* Work to complete: Copy all the entries below word for word, leaving out the pictures.

* Data entries:
****************

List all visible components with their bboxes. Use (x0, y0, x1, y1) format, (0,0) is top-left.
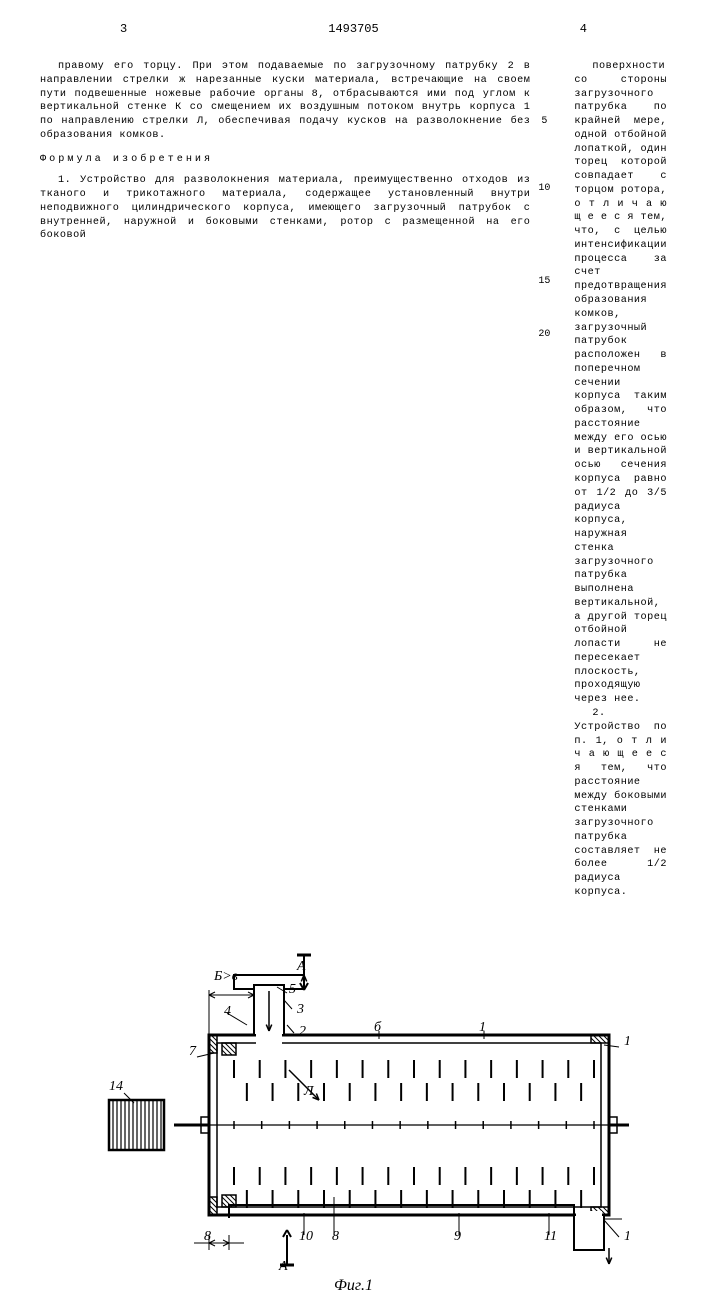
page: 3 4 1493705 правому его торцу. При этом … (0, 0, 707, 1000)
left-column: правому его торцу. При этом подаваемые п… (40, 60, 530, 900)
svg-text:А: А (296, 959, 306, 974)
text-columns: правому его торцу. При этом подаваемые п… (40, 60, 667, 900)
svg-text:4: 4 (224, 1004, 231, 1019)
figure-1-diagram: 12345б791011121314ААБ>вЛ88 (79, 935, 629, 1275)
svg-text:10: 10 (299, 1229, 313, 1244)
svg-text:1: 1 (479, 1020, 486, 1035)
figure-area: 12345б791011121314ААБ>вЛ88 (40, 935, 667, 1275)
svg-text:Б>в: Б>в (213, 969, 238, 984)
line-num: 5 (534, 115, 554, 129)
svg-text:14: 14 (109, 1079, 123, 1094)
svg-text:7: 7 (189, 1044, 197, 1059)
svg-text:13: 13 (624, 1229, 629, 1244)
right-text-2: 2. Устройство по п. 1, о т л и ч а ю щ е… (574, 707, 667, 900)
patent-number: 1493705 (0, 22, 707, 36)
svg-text:3: 3 (296, 1002, 304, 1017)
left-text-2: 1. Устройство для разволокнения материал… (40, 174, 530, 243)
right-text-1: поверхности со стороны загрузочного патр… (574, 60, 667, 707)
figure-caption: Фиг.1 (40, 1277, 667, 1295)
svg-text:А: А (278, 1259, 288, 1274)
line-numbers-gutter: 5 10 15 20 (534, 60, 554, 900)
svg-text:2: 2 (299, 1024, 306, 1039)
svg-text:8: 8 (332, 1229, 339, 1244)
line-num: 20 (534, 328, 554, 342)
line-num: 15 (534, 275, 554, 289)
svg-text:Л: Л (303, 1084, 315, 1099)
formula-title: Формула изобретения (40, 153, 530, 167)
svg-text:5: 5 (289, 982, 296, 997)
svg-text:9: 9 (454, 1229, 461, 1244)
svg-text:б: б (374, 1020, 382, 1035)
svg-text:8: 8 (204, 1229, 211, 1244)
svg-text:12: 12 (624, 1034, 629, 1049)
right-column: поверхности со стороны загрузочного патр… (574, 60, 667, 900)
left-text-1: правому его торцу. При этом подаваемые п… (40, 60, 530, 143)
line-num: 10 (534, 182, 554, 196)
left-column-wrapper: правому его торцу. При этом подаваемые п… (40, 60, 554, 900)
svg-text:11: 11 (544, 1229, 557, 1244)
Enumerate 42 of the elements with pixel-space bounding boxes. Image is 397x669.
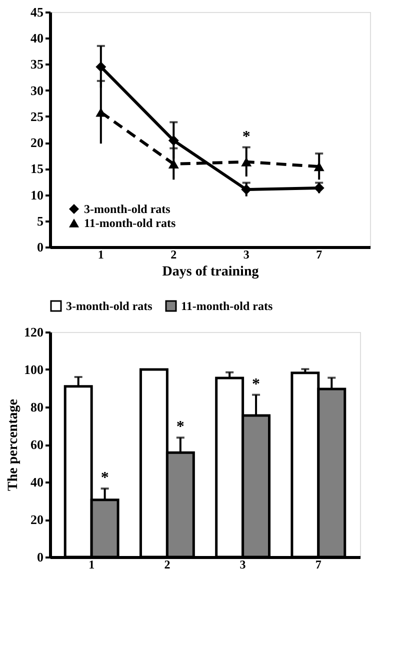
x-tick-label: 2: [164, 558, 170, 572]
annotation: *: [100, 470, 109, 487]
x-axis-title: Days of training: [162, 264, 259, 280]
y-tick-label: 40: [30, 474, 44, 490]
y-axis-title: The percentage: [6, 399, 21, 491]
y-tick-label: 40: [30, 30, 44, 46]
point: [96, 62, 106, 72]
y-tick-label: 0: [37, 550, 44, 564]
y-tick-label: 100: [24, 362, 44, 377]
y-tick-label: 30: [30, 82, 44, 98]
y-tick-label: 20: [30, 135, 44, 150]
legend-label: 11-month-old rats: [84, 216, 176, 230]
point: [96, 108, 106, 117]
y-tick-label: 45: [30, 4, 44, 20]
point: [241, 157, 252, 166]
point: [241, 184, 252, 195]
x-tick-label: 1: [88, 558, 95, 572]
x-tick-label: 7: [315, 558, 322, 572]
legend-label: 11-month-old rats: [181, 299, 273, 313]
y-tick-label: 60: [30, 437, 44, 452]
point: [168, 135, 179, 146]
legend-label: 3-month-old rats: [66, 299, 153, 313]
x-tick-label: 3: [243, 248, 250, 262]
annotation: *: [252, 376, 260, 393]
annotation: *: [242, 128, 250, 146]
x-tick-label: 7: [316, 248, 322, 262]
y-tick-label: 120: [24, 324, 44, 340]
legend-label: 3-month-old rats: [84, 202, 171, 216]
y-tick-label: 15: [30, 161, 44, 176]
y-tick-label: 0: [37, 240, 44, 254]
x-tick-label: 2: [170, 248, 177, 262]
annotation: *: [176, 418, 184, 436]
y-tick-label: 5: [37, 213, 44, 228]
point: [314, 162, 324, 172]
y-tick-label: 35: [30, 56, 44, 72]
y-tick-label: 80: [30, 400, 44, 414]
x-tick-label: 3: [240, 558, 246, 572]
x-tick-label: 1: [98, 248, 104, 262]
point: [168, 159, 179, 169]
y-tick-label: 25: [30, 108, 44, 124]
y-tick-label: 10: [30, 187, 44, 202]
y-tick-label: 20: [30, 512, 44, 527]
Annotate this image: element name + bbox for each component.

****************

* Problem solution:
List all visible components with their bboxes. Use (x0, y0, x1, y1) format, (0,0) is top-left.
page: 3 4 1493705 правому его торцу. При этом … (0, 0, 707, 1000)
left-column: правому его торцу. При этом подаваемые п… (40, 60, 530, 900)
svg-text:А: А (296, 959, 306, 974)
text-columns: правому его торцу. При этом подаваемые п… (40, 60, 667, 900)
svg-text:4: 4 (224, 1004, 231, 1019)
figure-1-diagram: 12345б791011121314ААБ>вЛ88 (79, 935, 629, 1275)
svg-text:10: 10 (299, 1229, 313, 1244)
svg-text:1: 1 (479, 1020, 486, 1035)
figure-area: 12345б791011121314ААБ>вЛ88 (40, 935, 667, 1275)
svg-text:Б>в: Б>в (213, 969, 238, 984)
line-num: 5 (534, 115, 554, 129)
svg-text:14: 14 (109, 1079, 123, 1094)
svg-text:7: 7 (189, 1044, 197, 1059)
svg-text:13: 13 (624, 1229, 629, 1244)
right-text-2: 2. Устройство по п. 1, о т л и ч а ю щ е… (574, 707, 667, 900)
patent-number: 1493705 (0, 22, 707, 36)
svg-text:3: 3 (296, 1002, 304, 1017)
left-text-2: 1. Устройство для разволокнения материал… (40, 174, 530, 243)
right-text-1: поверхности со стороны загрузочного патр… (574, 60, 667, 707)
figure-caption: Фиг.1 (40, 1277, 667, 1295)
svg-text:А: А (278, 1259, 288, 1274)
line-numbers-gutter: 5 10 15 20 (534, 60, 554, 900)
svg-text:2: 2 (299, 1024, 306, 1039)
svg-text:8: 8 (332, 1229, 339, 1244)
line-num: 20 (534, 328, 554, 342)
line-num: 15 (534, 275, 554, 289)
svg-text:Л: Л (303, 1084, 315, 1099)
formula-title: Формула изобретения (40, 153, 530, 167)
svg-text:5: 5 (289, 982, 296, 997)
svg-text:9: 9 (454, 1229, 461, 1244)
svg-text:б: б (374, 1020, 382, 1035)
svg-text:8: 8 (204, 1229, 211, 1244)
svg-text:12: 12 (624, 1034, 629, 1049)
right-column: поверхности со стороны загрузочного патр… (574, 60, 667, 900)
left-text-1: правому его торцу. При этом подаваемые п… (40, 60, 530, 143)
line-num: 10 (534, 182, 554, 196)
left-column-wrapper: правому его торцу. При этом подаваемые п… (40, 60, 554, 900)
svg-text:11: 11 (544, 1229, 557, 1244)
Enumerate 42 of the elements with pixel-space bounding boxes. Image is 397x669.
x-tick-label: 2: [164, 558, 170, 572]
annotation: *: [100, 470, 109, 487]
x-axis-title: Days of training: [162, 264, 259, 280]
y-tick-label: 40: [30, 474, 44, 490]
y-axis-title: The percentage: [6, 399, 21, 491]
y-tick-label: 40: [30, 30, 44, 46]
point: [96, 62, 106, 72]
y-tick-label: 0: [37, 550, 44, 564]
y-tick-label: 100: [24, 362, 44, 377]
y-tick-label: 30: [30, 82, 44, 98]
y-tick-label: 20: [30, 135, 44, 150]
legend-label: 11-month-old rats: [84, 216, 176, 230]
point: [96, 108, 106, 117]
y-tick-label: 45: [30, 4, 44, 20]
point: [241, 157, 252, 166]
point: [241, 184, 252, 195]
x-tick-label: 1: [88, 558, 95, 572]
x-tick-label: 7: [315, 558, 322, 572]
legend-label: 11-month-old rats: [181, 299, 273, 313]
y-tick-label: 60: [30, 437, 44, 452]
point: [168, 135, 179, 146]
legend-label: 3-month-old rats: [66, 299, 153, 313]
x-tick-label: 3: [243, 248, 250, 262]
annotation: *: [252, 376, 260, 393]
annotation: *: [242, 128, 250, 146]
x-tick-label: 7: [316, 248, 322, 262]
y-tick-label: 120: [24, 324, 44, 340]
legend-label: 3-month-old rats: [84, 202, 171, 216]
y-tick-label: 15: [30, 161, 44, 176]
y-tick-label: 0: [37, 240, 44, 254]
x-tick-label: 2: [170, 248, 177, 262]
annotation: *: [176, 418, 184, 436]
y-tick-label: 5: [37, 213, 44, 228]
point: [314, 162, 324, 172]
y-tick-label: 35: [30, 56, 44, 72]
y-tick-label: 80: [30, 400, 44, 414]
x-tick-label: 3: [240, 558, 246, 572]
x-tick-label: 1: [98, 248, 104, 262]
point: [168, 159, 179, 169]
y-tick-label: 25: [30, 108, 44, 124]
y-tick-label: 10: [30, 187, 44, 202]
y-tick-label: 20: [30, 512, 44, 527]
Annotate this image: element name + bbox for each component.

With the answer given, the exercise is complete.